Given text:

--*--

I added this as an addendum to my OP, but here it is for anyone who already read the OP and might not see the summary. 

Just to summarize my thesis in fewer words, this is what I'm saying:

1-ChatGPT engages in reasoning (not just repetition of word-probabilities).  

2-This reasoning involves the primary aspects of 

  • the higher order theories of consciousness (meta-representations) 
  • the global workspace theory of consciousness (master cog processes, sub cog processes, a global blackboard, etc.)

Hopefully that's more clear. Sorry I didn't summarize it like this originally. 

Cool idea to try it like that! This just shows more true reasoning is going on though (in my opinion), since ChatGPT was able to figure out the concept by working backward from the answer. It shows that ChatGPT isn't always a "stochastic parrot." Sometimes, it is truly reasoning, which would involve various aspects of the theories of consciousness that I mentioned in the OP. If anything, this strengthens the case that ChatGPT has periods of consciousness (based on reasoning). While this doesn't change my thesis, it gives me a new technique to use when testing for reasoning, so it's very useful. Again, great idea! I can get a little formulaic in my approach, and it's good to shake things up.   

Thanks for the feedback! You mentioned that it may be irrelevant to the broader point I am making, and I would agree with that statement.  (The point I am making is that ChatGPT engages in reasoning in the examples I give, and this reasoning would involve the primary aspects of two theories of consciousness). I'll respond to a couple of your individual statements below:  

"If I slightly change the prompt it appears GPT does have the knowledge and can use it, without needing instruction."

The fact that ChatGPT gets the answer correct when you slightly change the prompt (with the use of the word "order") only shows that ChatGPT has done what it usually does, which is to give a correct answer. The correct answer could be the result of using reasoning or next-word-probabilities based on training data. As usual, we don't know what is going on "under the hood." 

The fact that ChatGPT can get an answer wrong when a question is worded one way, but right when the question is worded a different way, doesn't really surprise me at all. In fact, that's exactly what I would expect to happen.

--*--

Provided records:
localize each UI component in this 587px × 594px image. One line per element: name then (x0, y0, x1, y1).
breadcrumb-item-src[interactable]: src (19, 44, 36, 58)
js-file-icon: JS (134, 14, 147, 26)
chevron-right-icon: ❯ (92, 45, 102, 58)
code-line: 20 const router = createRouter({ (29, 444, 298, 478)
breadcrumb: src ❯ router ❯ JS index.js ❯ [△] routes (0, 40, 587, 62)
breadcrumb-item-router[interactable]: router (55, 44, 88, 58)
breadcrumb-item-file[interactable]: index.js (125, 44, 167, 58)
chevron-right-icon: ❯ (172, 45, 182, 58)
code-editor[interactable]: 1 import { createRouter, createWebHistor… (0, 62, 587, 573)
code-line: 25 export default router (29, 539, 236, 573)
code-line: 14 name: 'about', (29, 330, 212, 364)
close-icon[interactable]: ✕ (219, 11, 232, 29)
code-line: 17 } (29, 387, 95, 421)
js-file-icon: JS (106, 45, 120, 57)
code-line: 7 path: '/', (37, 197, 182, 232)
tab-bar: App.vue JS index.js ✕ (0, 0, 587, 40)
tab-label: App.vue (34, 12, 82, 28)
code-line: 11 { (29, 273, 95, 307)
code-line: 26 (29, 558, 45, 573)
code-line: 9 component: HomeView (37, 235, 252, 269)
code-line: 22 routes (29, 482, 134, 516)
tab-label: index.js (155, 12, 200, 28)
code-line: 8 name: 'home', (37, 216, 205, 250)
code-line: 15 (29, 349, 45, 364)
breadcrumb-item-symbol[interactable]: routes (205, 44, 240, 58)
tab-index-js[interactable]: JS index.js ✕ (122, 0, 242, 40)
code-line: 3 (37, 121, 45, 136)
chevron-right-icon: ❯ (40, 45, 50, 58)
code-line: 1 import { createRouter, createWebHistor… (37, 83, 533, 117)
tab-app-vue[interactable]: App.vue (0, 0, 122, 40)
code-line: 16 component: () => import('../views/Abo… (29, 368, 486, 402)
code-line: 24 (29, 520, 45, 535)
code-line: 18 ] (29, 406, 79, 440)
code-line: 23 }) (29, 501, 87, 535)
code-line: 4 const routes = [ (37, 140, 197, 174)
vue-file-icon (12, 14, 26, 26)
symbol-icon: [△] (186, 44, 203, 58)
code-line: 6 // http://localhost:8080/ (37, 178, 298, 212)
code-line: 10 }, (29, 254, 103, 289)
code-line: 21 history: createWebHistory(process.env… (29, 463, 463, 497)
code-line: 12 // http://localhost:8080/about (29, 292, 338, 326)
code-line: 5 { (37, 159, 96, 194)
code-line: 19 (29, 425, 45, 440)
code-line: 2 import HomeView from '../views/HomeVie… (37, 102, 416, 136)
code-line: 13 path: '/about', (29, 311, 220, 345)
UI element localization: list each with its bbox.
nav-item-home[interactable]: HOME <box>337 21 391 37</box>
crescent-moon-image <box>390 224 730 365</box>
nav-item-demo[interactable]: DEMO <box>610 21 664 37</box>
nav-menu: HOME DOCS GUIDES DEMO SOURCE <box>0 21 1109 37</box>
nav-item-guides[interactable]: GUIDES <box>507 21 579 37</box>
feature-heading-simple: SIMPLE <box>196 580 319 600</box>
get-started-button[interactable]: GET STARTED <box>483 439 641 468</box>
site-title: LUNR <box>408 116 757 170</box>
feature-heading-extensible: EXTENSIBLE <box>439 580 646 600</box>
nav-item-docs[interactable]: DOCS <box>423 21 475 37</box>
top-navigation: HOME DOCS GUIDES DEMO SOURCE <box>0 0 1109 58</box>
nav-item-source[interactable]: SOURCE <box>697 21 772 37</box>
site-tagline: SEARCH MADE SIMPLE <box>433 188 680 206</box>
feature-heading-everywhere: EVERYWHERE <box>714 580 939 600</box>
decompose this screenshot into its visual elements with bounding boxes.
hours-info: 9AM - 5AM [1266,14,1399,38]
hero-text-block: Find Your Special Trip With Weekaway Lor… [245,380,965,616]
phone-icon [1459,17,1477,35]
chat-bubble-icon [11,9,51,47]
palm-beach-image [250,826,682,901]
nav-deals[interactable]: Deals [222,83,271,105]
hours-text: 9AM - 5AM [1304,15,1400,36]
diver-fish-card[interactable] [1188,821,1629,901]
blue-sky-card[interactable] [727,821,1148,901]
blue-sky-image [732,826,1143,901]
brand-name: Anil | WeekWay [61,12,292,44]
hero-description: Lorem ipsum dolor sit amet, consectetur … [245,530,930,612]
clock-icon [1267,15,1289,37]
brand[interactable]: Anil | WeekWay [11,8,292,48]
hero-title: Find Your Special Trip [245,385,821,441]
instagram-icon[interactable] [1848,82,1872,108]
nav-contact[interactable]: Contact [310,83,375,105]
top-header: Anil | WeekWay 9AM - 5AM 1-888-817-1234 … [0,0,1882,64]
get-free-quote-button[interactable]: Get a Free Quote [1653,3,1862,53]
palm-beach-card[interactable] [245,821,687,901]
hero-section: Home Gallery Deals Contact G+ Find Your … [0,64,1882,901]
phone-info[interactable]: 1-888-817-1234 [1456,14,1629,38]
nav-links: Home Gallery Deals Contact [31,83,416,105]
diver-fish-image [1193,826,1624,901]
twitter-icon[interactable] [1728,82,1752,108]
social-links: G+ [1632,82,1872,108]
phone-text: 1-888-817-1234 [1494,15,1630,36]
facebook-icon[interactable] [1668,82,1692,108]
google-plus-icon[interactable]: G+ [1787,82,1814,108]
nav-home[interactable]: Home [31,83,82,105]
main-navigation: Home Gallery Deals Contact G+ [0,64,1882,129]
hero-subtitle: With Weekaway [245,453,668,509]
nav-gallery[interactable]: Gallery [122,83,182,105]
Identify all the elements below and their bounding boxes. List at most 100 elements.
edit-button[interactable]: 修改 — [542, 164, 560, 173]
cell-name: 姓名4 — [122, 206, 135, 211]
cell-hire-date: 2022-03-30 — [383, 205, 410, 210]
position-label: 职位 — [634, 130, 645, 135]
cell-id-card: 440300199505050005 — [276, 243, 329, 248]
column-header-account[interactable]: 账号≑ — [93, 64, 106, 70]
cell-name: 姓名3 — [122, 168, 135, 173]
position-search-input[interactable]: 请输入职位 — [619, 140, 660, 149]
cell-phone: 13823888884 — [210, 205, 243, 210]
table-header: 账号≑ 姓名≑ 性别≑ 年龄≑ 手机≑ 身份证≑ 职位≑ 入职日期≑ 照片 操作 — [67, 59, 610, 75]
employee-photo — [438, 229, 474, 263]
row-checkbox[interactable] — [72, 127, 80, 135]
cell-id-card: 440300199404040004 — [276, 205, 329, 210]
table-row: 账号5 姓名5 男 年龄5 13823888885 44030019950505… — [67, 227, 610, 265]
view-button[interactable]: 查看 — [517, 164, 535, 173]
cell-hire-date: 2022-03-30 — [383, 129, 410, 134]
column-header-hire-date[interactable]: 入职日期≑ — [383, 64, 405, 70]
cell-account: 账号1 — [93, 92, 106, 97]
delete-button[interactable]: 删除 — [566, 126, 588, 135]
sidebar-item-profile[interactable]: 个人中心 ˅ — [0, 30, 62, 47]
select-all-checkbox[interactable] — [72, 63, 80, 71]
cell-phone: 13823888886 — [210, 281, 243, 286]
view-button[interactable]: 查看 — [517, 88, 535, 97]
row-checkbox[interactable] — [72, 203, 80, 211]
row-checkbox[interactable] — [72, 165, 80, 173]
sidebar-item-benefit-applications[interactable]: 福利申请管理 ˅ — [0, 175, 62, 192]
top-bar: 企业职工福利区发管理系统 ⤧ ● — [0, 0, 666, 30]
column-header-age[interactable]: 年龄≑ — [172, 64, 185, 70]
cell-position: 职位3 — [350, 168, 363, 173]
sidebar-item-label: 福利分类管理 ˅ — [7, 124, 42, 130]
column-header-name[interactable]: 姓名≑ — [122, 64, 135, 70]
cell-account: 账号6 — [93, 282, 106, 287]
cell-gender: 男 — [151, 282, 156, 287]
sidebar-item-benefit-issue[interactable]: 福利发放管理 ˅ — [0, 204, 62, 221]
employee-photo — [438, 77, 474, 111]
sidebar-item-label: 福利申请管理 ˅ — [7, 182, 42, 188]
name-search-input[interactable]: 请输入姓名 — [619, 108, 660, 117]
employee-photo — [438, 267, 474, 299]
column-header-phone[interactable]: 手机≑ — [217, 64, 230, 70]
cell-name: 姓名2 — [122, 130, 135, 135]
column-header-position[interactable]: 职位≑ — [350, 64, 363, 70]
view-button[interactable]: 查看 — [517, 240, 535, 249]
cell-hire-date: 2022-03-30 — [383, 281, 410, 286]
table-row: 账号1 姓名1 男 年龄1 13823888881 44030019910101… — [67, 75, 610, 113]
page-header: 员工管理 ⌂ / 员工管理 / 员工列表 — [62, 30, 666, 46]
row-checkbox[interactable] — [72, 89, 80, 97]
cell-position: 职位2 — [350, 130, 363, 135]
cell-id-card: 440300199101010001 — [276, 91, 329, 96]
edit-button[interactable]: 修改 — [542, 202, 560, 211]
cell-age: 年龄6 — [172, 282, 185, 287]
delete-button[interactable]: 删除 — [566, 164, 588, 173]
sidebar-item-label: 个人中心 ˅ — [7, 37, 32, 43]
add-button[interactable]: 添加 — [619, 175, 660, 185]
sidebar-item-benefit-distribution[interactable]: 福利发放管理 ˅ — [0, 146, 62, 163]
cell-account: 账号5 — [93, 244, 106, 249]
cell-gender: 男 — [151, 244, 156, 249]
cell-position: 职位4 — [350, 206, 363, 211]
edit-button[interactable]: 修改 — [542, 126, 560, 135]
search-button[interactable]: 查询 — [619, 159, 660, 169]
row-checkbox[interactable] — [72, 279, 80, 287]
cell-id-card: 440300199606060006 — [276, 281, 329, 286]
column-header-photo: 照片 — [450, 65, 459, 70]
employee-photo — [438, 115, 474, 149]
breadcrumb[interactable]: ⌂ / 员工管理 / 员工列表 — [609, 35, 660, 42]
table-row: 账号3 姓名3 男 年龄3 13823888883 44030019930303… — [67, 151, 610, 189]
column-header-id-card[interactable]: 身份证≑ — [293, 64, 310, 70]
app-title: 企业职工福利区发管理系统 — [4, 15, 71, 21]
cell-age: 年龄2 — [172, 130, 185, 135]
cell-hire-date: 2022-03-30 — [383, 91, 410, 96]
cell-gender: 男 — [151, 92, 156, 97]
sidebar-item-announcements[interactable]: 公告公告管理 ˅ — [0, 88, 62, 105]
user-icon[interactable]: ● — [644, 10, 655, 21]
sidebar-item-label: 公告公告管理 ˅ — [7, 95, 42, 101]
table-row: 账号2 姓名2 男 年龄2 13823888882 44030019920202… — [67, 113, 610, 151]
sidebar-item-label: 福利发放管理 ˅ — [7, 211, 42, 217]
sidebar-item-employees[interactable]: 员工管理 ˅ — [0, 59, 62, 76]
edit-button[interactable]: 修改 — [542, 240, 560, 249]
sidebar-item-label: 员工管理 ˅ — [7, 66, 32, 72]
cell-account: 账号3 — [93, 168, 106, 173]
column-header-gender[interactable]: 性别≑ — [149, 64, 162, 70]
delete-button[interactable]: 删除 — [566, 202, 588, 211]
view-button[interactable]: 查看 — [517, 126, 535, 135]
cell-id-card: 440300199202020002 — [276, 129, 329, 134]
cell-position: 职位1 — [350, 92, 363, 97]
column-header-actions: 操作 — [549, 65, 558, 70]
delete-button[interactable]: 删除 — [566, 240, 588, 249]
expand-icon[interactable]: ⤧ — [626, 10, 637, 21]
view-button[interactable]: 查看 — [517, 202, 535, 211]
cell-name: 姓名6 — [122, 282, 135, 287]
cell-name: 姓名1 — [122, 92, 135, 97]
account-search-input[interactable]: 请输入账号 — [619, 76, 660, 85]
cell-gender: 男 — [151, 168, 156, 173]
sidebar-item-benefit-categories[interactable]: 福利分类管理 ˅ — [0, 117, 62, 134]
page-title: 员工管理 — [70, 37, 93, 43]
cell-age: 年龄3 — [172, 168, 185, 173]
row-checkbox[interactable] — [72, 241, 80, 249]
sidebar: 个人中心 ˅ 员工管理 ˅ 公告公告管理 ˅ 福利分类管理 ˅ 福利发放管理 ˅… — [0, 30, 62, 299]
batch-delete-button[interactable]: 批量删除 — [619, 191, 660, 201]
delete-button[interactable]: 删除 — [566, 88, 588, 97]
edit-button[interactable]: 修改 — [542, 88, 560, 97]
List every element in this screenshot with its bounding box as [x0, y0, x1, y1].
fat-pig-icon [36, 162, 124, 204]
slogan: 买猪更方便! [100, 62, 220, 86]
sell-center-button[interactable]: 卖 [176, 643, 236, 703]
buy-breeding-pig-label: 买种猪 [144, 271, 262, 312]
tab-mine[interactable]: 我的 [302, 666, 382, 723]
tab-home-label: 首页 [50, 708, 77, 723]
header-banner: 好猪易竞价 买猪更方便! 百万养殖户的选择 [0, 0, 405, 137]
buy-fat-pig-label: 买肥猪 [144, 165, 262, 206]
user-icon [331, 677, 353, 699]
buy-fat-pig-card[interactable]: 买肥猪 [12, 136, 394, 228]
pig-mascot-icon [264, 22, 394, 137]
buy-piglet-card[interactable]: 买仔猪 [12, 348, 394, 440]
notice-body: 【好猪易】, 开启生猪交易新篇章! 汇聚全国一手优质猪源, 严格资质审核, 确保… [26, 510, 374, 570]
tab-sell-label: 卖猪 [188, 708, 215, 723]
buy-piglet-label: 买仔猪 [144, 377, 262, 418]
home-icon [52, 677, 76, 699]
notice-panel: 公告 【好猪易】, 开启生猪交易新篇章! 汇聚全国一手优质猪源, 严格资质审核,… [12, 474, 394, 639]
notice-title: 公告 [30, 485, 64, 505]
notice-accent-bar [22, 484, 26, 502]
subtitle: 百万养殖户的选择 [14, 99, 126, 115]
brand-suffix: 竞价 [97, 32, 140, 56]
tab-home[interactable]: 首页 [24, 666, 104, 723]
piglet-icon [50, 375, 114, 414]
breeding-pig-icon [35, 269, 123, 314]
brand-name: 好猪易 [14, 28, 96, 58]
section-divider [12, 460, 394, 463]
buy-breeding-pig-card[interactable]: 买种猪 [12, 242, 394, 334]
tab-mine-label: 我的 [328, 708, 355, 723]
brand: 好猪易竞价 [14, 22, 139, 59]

--*--

What you need to do:
A. For each statement below, say whether it agrees with the forum text on ChatGPT and consciousness. Answer yes or no, and quote the words of the text that decide it.
(i) The writer holds that ChatGPT's reasoning involves the primary aspects of the global workspace theory of consciousness.
(ii) The writer says the new technique of working backward from the answer changes the thesis.
(iii) The writer treats a correct answer to a slightly reworded prompt as proof that ChatGPT used reasoning.
B. Proceed with the forum text on whether ChatGPT reasons, continuing it from where it stops.

Results of the tasks:
A.
(i) Yes: "This reasoning involves the primary aspects of" … "the global workspace theory of consciousness"
(ii) No: "While this doesn't change my thesis"
(iii) No: "The correct answer could be the result of using reasoning or next-word-probabilities based on training data."

B.
***The point of presenting a problem in a way that ChatGPT initially cannot get correct is so that we can tease-out next-word-probabilities and context as an explanation for the appearance of reasoning (which leaves only actual reasoning) to explain ChatGPT's transition from the wrong answer to the right answer.*** 

Presumably, if ChatGPT gets the answer incorrect the first time due to a lack of context matching up with training data, then the chances that ChatGPT could get every word correct in its next answer based solely on the training data that were previously inadequate seem likely to be much less than one percent. It could happen by coincidence, but when you look at all the examples in the three sessions, the chances that ChatGPT could appear to learn and reason only by coincidence every time would approach zero.

What I'm trying to say is not "ChatGPT gets an answer wrong." I'm trying to say "ChatGPT gets an answer right, after it gets the answer wrong, simply by reasoning (since we teased out next-word-probabilities)." 

(I address the possibility that the small number of words I supply in the "lesson" as additional context could increase the next-word-probabilities slightly, in the "mimicking learning" paragraph near the end of my original post.) 

"For example that the level of tutoring/explanation you give it isn't really necessary etc., though as I note I'm unsure if this changes how you would interpret the outputs]:"

Right, the tutoring isn't necessary if the problem is worded one way, but it is necessary if the problem is worded a different way. That's the point of wording the problem in the way that I did (so that we can tease out the training data and next-word probabilities as an explanation for the conversion from wrong to right output).  

--

In terms of presenting my argument in the original post, I probably didn't explain it clearly, which resulted in confusion. My apologies for that. I wish I could upload diagrams to my original post, which would make it more clear.  Thanks again for the feedback!